- [Requirements]: Output the data that follows exactly, line for line.

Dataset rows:
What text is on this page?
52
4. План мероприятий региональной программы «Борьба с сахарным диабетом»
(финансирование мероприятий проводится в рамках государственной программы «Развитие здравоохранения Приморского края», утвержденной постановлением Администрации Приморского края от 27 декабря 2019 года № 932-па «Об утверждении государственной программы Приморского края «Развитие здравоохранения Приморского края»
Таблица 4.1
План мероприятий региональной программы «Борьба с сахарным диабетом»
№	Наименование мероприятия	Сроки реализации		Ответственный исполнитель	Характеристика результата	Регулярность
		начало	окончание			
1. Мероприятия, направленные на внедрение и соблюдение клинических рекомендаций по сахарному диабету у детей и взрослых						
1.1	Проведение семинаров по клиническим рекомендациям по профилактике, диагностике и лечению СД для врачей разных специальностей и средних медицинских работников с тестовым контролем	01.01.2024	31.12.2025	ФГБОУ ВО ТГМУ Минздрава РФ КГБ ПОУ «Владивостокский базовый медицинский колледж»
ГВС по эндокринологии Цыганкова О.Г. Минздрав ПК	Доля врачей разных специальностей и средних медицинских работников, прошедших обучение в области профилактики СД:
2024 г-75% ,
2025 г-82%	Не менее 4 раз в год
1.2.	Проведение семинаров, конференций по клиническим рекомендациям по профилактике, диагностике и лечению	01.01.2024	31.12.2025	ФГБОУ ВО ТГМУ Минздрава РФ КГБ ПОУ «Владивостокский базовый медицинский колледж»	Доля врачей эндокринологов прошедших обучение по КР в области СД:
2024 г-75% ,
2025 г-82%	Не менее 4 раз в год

- [Solution to this problem]:
What text is on this page?
52
4. План мероприятий региональной программы «Борьба с сахарным диабетом»
(финансирование мероприятий проводится в рамках государственной программы «Развитие здравоохранения Приморского края», утвержденной постановлением Администрации Приморского края от 27 декабря 2019 года № 932-па «Об утверждении государственной программы Приморского края «Развитие здравоохранения Приморского края»
Таблица 4.1
План мероприятий региональной программы «Борьба с сахарным диабетом»
№	Наименование мероприятия	Сроки реализации		Ответственный исполнитель	Характеристика результата	Регулярность
		начало	окончание			
1. Мероприятия, направленные на внедрение и соблюдение клинических рекомендаций по сахарному диабету у детей и взрослых						
1.1	Проведение семинаров по клиническим рекомендациям по профилактике, диагностике и лечению СД для врачей разных специальностей и средних медицинских работников с тестовым контролем	01.01.2024	31.12.2025	ФГБОУ ВО ТГМУ Минздрава РФ КГБ ПОУ «Владивостокский базовый медицинский колледж»
ГВС по эндокринологии Цыганкова О.Г. Минздрав ПК	Доля врачей разных специальностей и средних медицинских работников, прошедших обучение в области профилактики СД:
2024 г-75% ,
2025 г-82%	Не менее 4 раз в год
1.2.	Проведение семинаров, конференций по клиническим рекомендациям по профилактике, диагностике и лечению	01.01.2024	31.12.2025	ФГБОУ ВО ТГМУ Минздрава РФ КГБ ПОУ «Владивостокский базовый медицинский колледж»	Доля врачей эндокринологов прошедших обучение по КР в области СД:
2024 г-75% ,
2025 г-82%	Не менее 4 раз в год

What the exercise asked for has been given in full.